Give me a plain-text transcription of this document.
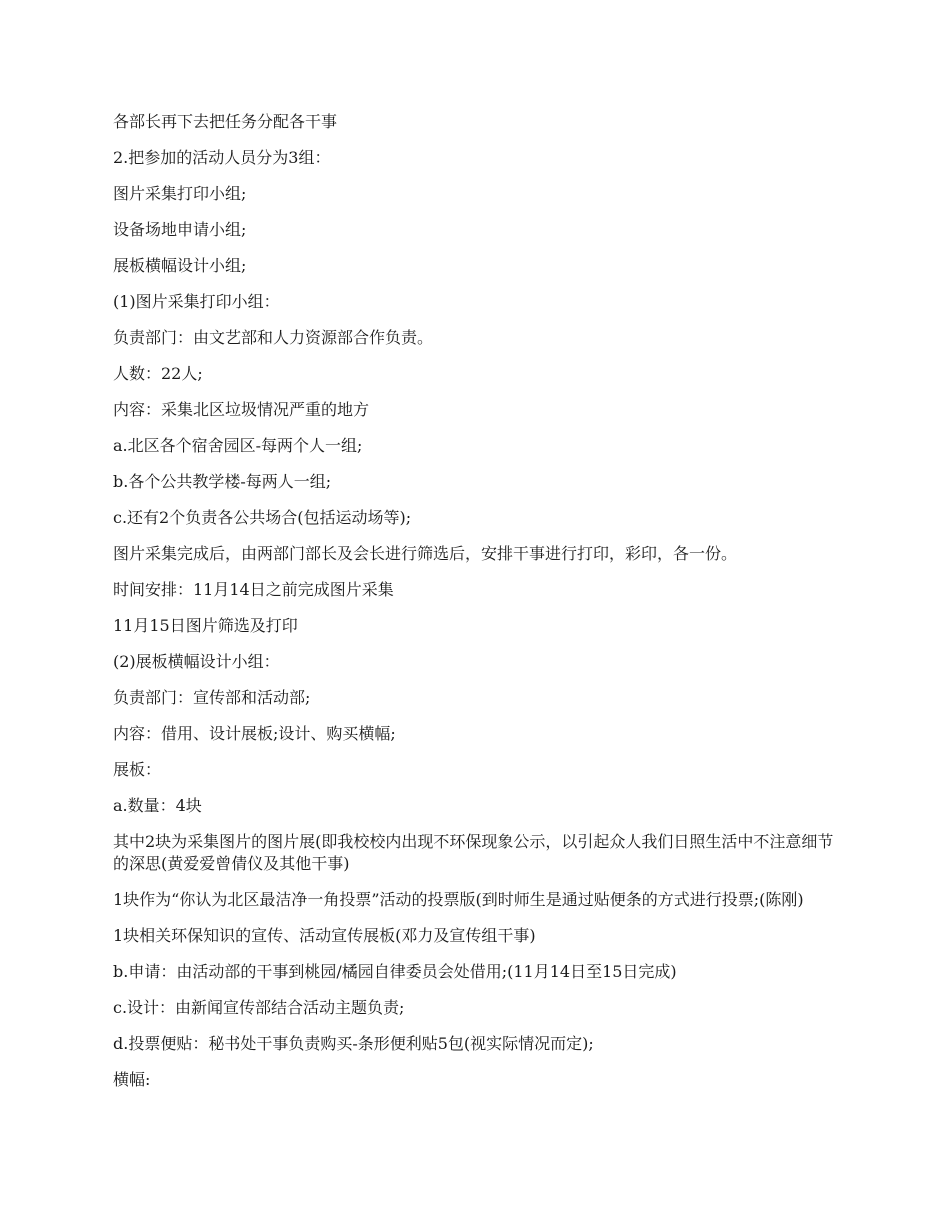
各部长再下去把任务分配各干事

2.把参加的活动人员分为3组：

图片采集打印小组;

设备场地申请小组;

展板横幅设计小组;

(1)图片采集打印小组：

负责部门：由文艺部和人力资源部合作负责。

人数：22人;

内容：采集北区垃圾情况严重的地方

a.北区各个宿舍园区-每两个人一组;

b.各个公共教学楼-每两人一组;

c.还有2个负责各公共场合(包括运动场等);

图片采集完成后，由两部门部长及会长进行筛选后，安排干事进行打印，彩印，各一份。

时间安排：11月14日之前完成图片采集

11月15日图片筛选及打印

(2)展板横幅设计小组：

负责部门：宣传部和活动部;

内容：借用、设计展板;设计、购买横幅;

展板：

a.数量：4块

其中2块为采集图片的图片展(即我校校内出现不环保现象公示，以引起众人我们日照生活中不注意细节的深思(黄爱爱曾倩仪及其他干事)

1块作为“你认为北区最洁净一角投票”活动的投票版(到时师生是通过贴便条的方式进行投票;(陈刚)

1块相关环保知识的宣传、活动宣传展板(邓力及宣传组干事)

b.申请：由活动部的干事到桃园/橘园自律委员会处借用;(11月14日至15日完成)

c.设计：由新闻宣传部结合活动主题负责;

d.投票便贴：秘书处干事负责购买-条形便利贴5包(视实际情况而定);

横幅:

TASK TO COMPLETE
Except for the pictures, give all the material above again verbatim.

ANSWER
Give me a plain-text transcription of this document.
各部长再下去把任务分配各干事

2.把参加的活动人员分为3组：

图片采集打印小组;

设备场地申请小组;

展板横幅设计小组;

(1)图片采集打印小组：

负责部门：由文艺部和人力资源部合作负责。

人数：22人;

内容：采集北区垃圾情况严重的地方

a.北区各个宿舍园区-每两个人一组;

b.各个公共教学楼-每两人一组;

c.还有2个负责各公共场合(包括运动场等);

图片采集完成后，由两部门部长及会长进行筛选后，安排干事进行打印，彩印，各一份。

时间安排：11月14日之前完成图片采集

11月15日图片筛选及打印

(2)展板横幅设计小组：

负责部门：宣传部和活动部;

内容：借用、设计展板;设计、购买横幅;

展板：

a.数量：4块

其中2块为采集图片的图片展(即我校校内出现不环保现象公示，以引起众人我们日照生活中不注意细节的深思(黄爱爱曾倩仪及其他干事)

1块作为“你认为北区最洁净一角投票”活动的投票版(到时师生是通过贴便条的方式进行投票;(陈刚)

1块相关环保知识的宣传、活动宣传展板(邓力及宣传组干事)

b.申请：由活动部的干事到桃园/橘园自律委员会处借用;(11月14日至15日完成)

c.设计：由新闻宣传部结合活动主题负责;

d.投票便贴：秘书处干事负责购买-条形便利贴5包(视实际情况而定);

横幅:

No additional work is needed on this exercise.